**AIM OF THE EXERCISE**
Return every entry exactly.

=== EXERCISE MATERIAL ===

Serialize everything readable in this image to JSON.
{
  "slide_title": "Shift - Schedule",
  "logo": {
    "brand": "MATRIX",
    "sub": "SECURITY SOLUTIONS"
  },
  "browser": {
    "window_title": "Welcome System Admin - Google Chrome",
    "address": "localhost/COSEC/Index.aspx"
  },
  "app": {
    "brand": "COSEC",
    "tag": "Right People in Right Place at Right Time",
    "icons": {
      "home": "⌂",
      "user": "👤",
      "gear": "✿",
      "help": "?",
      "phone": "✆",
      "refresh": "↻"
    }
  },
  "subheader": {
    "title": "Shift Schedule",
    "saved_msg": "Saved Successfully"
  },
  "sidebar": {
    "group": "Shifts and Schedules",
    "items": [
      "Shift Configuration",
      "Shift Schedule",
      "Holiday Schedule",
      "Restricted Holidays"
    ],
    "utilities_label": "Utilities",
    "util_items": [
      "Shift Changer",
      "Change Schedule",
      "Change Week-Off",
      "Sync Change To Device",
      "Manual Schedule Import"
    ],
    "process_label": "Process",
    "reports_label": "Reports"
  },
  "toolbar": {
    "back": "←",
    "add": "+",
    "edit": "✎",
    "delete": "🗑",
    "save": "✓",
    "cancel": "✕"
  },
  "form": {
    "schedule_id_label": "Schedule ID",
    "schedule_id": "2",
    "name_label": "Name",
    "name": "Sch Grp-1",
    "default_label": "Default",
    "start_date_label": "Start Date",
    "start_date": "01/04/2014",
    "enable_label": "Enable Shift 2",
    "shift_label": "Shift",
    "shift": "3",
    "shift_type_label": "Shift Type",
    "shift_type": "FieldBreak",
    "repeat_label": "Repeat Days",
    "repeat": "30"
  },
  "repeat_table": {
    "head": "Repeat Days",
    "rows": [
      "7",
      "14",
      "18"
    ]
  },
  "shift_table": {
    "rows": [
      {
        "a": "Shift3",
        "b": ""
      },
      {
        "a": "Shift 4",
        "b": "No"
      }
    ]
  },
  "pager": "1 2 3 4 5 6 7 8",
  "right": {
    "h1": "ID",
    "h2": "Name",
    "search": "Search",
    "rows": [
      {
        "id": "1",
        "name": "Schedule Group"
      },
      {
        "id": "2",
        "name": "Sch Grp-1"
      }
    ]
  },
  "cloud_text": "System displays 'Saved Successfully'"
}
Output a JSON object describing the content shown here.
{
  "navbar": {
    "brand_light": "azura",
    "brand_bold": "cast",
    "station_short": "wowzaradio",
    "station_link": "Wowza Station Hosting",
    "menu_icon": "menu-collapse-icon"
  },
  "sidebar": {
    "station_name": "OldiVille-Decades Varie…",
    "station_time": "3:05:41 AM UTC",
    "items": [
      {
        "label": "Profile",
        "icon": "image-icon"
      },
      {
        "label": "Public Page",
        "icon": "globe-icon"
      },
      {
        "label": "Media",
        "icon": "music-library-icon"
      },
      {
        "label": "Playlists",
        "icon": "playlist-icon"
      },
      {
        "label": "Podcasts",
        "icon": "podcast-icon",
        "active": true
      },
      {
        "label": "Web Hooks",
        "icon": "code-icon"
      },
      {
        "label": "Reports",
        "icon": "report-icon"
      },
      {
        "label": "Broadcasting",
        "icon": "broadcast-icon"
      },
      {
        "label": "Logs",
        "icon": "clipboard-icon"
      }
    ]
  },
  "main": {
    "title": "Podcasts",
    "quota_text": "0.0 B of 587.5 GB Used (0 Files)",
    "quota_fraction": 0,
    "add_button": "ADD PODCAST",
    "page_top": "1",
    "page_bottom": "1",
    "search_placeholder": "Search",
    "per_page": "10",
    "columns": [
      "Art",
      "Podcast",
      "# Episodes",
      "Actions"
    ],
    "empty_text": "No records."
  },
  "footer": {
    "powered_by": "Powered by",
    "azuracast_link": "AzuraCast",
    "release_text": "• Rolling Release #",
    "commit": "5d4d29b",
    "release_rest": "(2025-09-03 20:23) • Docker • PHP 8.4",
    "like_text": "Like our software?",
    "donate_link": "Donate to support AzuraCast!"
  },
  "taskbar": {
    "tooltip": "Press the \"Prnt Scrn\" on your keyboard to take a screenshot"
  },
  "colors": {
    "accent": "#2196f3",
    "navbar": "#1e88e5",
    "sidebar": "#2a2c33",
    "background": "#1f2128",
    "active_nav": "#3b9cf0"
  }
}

===

**EXERCISE OUTPUT**
Serialize everything readable in this image to JSON.
{
  "slide_title": "Shift - Schedule",
  "logo": {
    "brand": "MATRIX",
    "sub": "SECURITY SOLUTIONS"
  },
  "browser": {
    "window_title": "Welcome System Admin - Google Chrome",
    "address": "localhost/COSEC/Index.aspx"
  },
  "app": {
    "brand": "COSEC",
    "tag": "Right People in Right Place at Right Time",
    "icons": {
      "home": "⌂",
      "user": "👤",
      "gear": "✿",
      "help": "?",
      "phone": "✆",
      "refresh": "↻"
    }
  },
  "subheader": {
    "title": "Shift Schedule",
    "saved_msg": "Saved Successfully"
  },
  "sidebar": {
    "group": "Shifts and Schedules",
    "items": [
      "Shift Configuration",
      "Shift Schedule",
      "Holiday Schedule",
      "Restricted Holidays"
    ],
    "utilities_label": "Utilities",
    "util_items": [
      "Shift Changer",
      "Change Schedule",
      "Change Week-Off",
      "Sync Change To Device",
      "Manual Schedule Import"
    ],
    "process_label": "Process",
    "reports_label": "Reports"
  },
  "toolbar": {
    "back": "←",
    "add": "+",
    "edit": "✎",
    "delete": "🗑",
    "save": "✓",
    "cancel": "✕"
  },
  "form": {
    "schedule_id_label": "Schedule ID",
    "schedule_id": "2",
    "name_label": "Name",
    "name": "Sch Grp-1",
    "default_label": "Default",
    "start_date_label": "Start Date",
    "start_date": "01/04/2014",
    "enable_label": "Enable Shift 2",
    "shift_label": "Shift",
    "shift": "3",
    "shift_type_label": "Shift Type",
    "shift_type": "FieldBreak",
    "repeat_label": "Repeat Days",
    "repeat": "30"
  },
  "repeat_table": {
    "head": "Repeat Days",
    "rows": [
      "7",
      "14",
      "18"
    ]
  },
  "shift_table": {
    "rows": [
      {
        "a": "Shift3",
        "b": ""
      },
      {
        "a": "Shift 4",
        "b": "No"
      }
    ]
  },
  "pager": "1 2 3 4 5 6 7 8",
  "right": {
    "h1": "ID",
    "h2": "Name",
    "search": "Search",
    "rows": [
      {
        "id": "1",
        "name": "Schedule Group"
      },
      {
        "id": "2",
        "name": "Sch Grp-1"
      }
    ]
  },
  "cloud_text": "System displays 'Saved Successfully'"
}
Output a JSON object describing the content shown here.
{
  "navbar": {
    "brand_light": "azura",
    "brand_bold": "cast",
    "station_short": "wowzaradio",
    "station_link": "Wowza Station Hosting",
    "menu_icon": "menu-collapse-icon"
  },
  "sidebar": {
    "station_name": "OldiVille-Decades Varie…",
    "station_time": "3:05:41 AM UTC",
    "items": [
      {
        "label": "Profile",
        "icon": "image-icon"
      },
      {
        "label": "Public Page",
        "icon": "globe-icon"
      },
      {
        "label": "Media",
        "icon": "music-library-icon"
      },
      {
        "label": "Playlists",
        "icon": "playlist-icon"
      },
      {
        "label": "Podcasts",
        "icon": "podcast-icon",
        "active": true
      },
      {
        "label": "Web Hooks",
        "icon": "code-icon"
      },
      {
        "label": "Reports",
        "icon": "report-icon"
      },
      {
        "label": "Broadcasting",
        "icon": "broadcast-icon"
      },
      {
        "label": "Logs",
        "icon": "clipboard-icon"
      }
    ]
  },
  "main": {
    "title": "Podcasts",
    "quota_text": "0.0 B of 587.5 GB Used (0 Files)",
    "quota_fraction": 0,
    "add_button": "ADD PODCAST",
    "page_top": "1",
    "page_bottom": "1",
    "search_placeholder": "Search",
    "per_page": "10",
    "columns": [
      "Art",
      "Podcast",
      "# Episodes",
      "Actions"
    ],
    "empty_text": "No records."
  },
  "footer": {
    "powered_by": "Powered by",
    "azuracast_link": "AzuraCast",
    "release_text": "• Rolling Release #",
    "commit": "5d4d29b",
    "release_rest": "(2025-09-03 20:23) • Docker • PHP 8.4",
    "like_text": "Like our software?",
    "donate_link": "Donate to support AzuraCast!"
  },
  "taskbar": {
    "tooltip": "Press the \"Prnt Scrn\" on your keyboard to take a screenshot"
  },
  "colors": {
    "accent": "#2196f3",
    "navbar": "#1e88e5",
    "sidebar": "#2a2c33",
    "background": "#1f2128",
    "active_nav": "#3b9cf0"
  }
}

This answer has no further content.